- _THE EXERCISE_:
Among the entries below, find how many lines carry the word "JSON" and state only that figure.

- _RAW RECORDS_:
%%

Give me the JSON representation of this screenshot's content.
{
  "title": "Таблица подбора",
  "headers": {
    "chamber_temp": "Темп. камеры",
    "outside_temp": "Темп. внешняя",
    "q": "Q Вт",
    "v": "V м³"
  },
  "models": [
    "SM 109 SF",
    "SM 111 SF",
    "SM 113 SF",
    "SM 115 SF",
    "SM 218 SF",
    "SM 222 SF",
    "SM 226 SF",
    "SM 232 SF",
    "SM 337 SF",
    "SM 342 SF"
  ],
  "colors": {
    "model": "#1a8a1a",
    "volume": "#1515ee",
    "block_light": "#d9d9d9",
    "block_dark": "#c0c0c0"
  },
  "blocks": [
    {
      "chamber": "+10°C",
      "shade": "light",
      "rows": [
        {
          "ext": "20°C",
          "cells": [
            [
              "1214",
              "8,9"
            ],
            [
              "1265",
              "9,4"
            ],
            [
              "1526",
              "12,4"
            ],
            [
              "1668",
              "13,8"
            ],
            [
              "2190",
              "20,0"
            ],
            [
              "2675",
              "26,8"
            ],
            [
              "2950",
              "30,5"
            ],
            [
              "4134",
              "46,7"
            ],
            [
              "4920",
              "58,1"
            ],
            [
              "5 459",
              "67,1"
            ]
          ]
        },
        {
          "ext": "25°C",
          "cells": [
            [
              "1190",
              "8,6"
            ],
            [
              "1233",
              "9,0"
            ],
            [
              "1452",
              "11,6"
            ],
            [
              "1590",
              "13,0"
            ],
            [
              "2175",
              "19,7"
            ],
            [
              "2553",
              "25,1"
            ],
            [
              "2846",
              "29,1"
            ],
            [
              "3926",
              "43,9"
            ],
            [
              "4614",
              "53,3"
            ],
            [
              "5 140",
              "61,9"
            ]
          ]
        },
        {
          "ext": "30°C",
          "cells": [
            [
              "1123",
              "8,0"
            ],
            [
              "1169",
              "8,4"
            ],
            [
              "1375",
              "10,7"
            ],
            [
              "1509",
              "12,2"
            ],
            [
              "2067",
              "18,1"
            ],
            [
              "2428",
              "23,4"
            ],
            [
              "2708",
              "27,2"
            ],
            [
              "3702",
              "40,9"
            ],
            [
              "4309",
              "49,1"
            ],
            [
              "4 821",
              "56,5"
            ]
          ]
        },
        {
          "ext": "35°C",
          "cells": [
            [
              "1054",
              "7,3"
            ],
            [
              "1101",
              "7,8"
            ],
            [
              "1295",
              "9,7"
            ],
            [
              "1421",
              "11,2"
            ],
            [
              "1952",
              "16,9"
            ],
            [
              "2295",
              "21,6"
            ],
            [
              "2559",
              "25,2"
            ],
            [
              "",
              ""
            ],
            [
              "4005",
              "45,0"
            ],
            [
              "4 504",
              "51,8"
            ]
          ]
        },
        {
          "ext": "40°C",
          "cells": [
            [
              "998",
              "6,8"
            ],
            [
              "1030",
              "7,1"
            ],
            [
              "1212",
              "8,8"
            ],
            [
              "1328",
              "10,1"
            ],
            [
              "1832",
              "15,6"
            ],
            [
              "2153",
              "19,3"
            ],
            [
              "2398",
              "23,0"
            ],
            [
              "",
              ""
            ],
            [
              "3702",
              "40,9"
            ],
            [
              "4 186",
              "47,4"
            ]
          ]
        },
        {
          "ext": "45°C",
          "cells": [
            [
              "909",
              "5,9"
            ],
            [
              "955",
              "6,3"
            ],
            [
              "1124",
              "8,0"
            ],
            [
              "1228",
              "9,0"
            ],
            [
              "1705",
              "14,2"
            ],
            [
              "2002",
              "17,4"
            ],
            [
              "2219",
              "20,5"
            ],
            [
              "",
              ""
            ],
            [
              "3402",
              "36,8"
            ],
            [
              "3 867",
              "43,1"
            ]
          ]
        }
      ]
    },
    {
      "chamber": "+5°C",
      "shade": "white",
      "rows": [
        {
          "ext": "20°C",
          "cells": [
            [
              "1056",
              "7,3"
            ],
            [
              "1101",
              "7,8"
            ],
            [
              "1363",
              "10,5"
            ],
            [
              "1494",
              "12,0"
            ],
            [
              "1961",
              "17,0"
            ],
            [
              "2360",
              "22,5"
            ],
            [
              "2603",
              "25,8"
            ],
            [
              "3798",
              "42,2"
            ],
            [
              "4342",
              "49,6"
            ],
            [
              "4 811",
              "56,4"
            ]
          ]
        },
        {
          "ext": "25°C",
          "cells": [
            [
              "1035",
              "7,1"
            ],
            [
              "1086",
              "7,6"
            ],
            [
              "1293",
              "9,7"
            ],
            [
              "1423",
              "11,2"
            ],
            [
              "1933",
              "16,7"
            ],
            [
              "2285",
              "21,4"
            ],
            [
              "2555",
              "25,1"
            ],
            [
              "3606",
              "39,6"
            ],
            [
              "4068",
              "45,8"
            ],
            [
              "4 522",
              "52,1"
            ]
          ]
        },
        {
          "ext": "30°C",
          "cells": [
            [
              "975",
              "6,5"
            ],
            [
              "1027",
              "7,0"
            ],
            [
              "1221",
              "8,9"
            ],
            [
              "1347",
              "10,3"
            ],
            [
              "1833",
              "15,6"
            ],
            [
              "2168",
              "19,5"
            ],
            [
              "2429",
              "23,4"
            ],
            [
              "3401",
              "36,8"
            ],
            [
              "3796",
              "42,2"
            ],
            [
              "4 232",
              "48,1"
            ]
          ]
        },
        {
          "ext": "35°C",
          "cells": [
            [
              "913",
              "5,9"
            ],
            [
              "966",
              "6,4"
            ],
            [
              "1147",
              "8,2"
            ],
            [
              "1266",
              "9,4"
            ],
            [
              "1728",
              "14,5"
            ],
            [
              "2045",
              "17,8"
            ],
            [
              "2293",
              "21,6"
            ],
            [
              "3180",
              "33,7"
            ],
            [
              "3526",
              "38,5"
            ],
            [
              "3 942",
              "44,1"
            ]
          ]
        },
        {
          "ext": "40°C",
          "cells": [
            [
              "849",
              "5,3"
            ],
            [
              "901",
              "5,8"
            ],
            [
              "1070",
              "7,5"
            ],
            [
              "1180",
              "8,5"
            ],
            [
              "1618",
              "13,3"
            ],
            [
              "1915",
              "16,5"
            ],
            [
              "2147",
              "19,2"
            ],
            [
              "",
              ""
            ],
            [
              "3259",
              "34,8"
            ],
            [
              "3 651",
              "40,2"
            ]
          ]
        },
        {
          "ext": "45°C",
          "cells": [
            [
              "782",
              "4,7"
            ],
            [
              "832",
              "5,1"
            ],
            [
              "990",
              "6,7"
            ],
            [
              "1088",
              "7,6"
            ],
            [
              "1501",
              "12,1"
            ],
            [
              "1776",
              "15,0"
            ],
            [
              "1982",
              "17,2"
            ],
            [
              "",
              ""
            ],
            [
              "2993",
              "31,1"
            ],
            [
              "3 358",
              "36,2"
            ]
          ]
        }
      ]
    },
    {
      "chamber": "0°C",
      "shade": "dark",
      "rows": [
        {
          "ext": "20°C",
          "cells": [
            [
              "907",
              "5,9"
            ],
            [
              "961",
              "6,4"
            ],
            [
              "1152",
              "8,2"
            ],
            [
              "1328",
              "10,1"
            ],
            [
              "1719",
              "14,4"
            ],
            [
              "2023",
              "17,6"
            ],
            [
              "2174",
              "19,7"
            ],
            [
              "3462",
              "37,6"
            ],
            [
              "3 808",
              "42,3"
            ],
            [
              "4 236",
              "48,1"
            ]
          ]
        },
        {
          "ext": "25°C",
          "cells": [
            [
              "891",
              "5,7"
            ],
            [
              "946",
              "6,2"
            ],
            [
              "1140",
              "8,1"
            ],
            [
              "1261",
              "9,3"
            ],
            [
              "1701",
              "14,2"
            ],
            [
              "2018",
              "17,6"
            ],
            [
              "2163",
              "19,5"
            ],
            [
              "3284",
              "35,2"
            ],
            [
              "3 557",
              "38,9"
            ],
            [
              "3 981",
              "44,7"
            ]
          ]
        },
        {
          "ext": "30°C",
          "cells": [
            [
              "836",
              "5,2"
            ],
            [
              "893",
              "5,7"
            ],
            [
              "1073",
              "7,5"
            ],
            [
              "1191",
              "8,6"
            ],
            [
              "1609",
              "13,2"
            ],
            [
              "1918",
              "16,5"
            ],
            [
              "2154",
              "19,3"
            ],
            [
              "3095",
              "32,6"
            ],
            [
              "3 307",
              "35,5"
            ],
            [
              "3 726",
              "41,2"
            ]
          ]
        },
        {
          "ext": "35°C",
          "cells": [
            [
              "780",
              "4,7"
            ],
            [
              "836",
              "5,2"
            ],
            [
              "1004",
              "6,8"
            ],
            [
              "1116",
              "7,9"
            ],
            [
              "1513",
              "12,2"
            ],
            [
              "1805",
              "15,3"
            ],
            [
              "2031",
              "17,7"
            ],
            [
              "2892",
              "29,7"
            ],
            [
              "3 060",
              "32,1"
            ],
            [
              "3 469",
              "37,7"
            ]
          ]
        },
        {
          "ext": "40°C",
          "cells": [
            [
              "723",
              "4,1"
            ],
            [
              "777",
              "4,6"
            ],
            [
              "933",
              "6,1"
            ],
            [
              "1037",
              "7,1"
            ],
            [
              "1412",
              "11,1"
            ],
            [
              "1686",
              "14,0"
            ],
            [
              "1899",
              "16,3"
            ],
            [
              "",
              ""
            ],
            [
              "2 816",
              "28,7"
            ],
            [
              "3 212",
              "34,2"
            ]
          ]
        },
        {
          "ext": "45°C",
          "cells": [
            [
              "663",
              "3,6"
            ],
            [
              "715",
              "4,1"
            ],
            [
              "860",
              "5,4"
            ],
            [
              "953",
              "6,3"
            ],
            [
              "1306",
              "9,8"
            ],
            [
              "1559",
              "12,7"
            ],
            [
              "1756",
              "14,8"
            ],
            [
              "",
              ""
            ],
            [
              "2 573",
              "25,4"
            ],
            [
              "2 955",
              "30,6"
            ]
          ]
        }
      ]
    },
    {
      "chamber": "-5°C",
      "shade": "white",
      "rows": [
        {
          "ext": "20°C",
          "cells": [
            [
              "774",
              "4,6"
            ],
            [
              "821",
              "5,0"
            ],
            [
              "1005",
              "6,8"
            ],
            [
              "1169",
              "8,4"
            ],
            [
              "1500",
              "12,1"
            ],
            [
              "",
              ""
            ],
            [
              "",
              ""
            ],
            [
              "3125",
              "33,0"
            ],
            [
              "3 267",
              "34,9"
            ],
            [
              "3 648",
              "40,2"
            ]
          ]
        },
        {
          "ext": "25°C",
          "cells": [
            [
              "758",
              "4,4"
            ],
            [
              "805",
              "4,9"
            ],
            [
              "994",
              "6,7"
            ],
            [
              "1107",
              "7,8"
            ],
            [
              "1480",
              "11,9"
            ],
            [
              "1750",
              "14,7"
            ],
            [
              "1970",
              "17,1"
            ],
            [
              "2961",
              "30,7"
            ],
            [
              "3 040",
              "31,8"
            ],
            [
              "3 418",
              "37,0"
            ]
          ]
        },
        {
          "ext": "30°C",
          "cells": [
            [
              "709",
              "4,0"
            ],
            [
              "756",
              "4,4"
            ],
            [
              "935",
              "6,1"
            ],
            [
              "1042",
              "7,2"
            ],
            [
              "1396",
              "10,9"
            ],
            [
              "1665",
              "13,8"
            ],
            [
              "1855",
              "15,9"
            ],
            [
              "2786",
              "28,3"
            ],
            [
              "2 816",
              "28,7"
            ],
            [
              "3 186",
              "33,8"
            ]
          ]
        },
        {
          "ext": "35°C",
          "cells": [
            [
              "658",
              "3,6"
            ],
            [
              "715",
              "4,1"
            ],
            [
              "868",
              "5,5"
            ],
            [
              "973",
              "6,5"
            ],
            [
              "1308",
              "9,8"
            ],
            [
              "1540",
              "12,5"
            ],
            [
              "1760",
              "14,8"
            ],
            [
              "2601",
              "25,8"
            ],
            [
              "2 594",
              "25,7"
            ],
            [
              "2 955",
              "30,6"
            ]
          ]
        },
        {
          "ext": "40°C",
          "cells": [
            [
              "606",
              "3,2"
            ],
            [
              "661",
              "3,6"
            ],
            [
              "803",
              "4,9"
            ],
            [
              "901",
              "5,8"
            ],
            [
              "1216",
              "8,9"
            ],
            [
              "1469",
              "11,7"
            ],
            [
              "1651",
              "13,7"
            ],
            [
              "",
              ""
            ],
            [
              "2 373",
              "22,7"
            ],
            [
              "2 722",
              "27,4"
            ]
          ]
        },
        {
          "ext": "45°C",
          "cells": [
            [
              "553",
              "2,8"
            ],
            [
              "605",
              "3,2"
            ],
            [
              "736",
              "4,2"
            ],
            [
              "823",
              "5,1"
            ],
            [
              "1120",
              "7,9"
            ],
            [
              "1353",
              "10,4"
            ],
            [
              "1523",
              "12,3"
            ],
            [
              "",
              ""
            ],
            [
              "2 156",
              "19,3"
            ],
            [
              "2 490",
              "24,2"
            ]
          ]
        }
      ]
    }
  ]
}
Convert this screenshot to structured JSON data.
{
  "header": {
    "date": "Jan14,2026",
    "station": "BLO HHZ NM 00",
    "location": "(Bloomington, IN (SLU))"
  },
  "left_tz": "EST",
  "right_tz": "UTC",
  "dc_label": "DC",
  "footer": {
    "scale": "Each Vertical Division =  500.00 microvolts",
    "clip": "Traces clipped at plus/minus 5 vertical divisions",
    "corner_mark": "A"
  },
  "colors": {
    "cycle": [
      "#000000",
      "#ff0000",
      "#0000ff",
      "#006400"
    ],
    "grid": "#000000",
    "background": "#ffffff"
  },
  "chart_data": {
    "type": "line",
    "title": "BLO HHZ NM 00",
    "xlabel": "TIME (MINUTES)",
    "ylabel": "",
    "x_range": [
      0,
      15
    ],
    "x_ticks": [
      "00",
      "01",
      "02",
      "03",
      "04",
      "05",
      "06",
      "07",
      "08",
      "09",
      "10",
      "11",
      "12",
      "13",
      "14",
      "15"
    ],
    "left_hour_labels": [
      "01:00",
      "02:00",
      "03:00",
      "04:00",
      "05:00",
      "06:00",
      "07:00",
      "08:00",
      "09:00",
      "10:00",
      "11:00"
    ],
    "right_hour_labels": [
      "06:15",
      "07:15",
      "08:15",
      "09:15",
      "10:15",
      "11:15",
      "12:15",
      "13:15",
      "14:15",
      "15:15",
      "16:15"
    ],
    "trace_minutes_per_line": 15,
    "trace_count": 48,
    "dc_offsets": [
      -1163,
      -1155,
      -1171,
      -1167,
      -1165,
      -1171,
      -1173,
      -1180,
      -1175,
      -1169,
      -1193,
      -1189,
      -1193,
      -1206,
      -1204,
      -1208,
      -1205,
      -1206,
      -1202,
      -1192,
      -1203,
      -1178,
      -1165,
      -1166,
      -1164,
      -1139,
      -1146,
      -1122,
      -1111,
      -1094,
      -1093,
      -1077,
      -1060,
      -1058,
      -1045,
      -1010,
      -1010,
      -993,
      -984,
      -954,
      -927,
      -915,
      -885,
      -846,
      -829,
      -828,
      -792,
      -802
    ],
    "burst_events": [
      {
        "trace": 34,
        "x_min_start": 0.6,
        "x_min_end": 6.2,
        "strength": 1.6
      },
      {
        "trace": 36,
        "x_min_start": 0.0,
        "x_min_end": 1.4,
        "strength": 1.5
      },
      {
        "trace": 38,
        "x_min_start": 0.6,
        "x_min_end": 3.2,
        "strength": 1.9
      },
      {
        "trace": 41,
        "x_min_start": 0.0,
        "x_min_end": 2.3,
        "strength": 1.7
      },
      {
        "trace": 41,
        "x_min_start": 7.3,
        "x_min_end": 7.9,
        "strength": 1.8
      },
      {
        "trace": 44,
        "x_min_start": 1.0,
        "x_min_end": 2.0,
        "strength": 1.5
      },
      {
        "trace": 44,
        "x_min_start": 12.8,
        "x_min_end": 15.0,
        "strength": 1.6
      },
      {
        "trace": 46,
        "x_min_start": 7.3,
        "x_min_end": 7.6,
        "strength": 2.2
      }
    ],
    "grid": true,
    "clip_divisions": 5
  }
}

%%

- _OUTPUT OF THE EXERCISE_:
2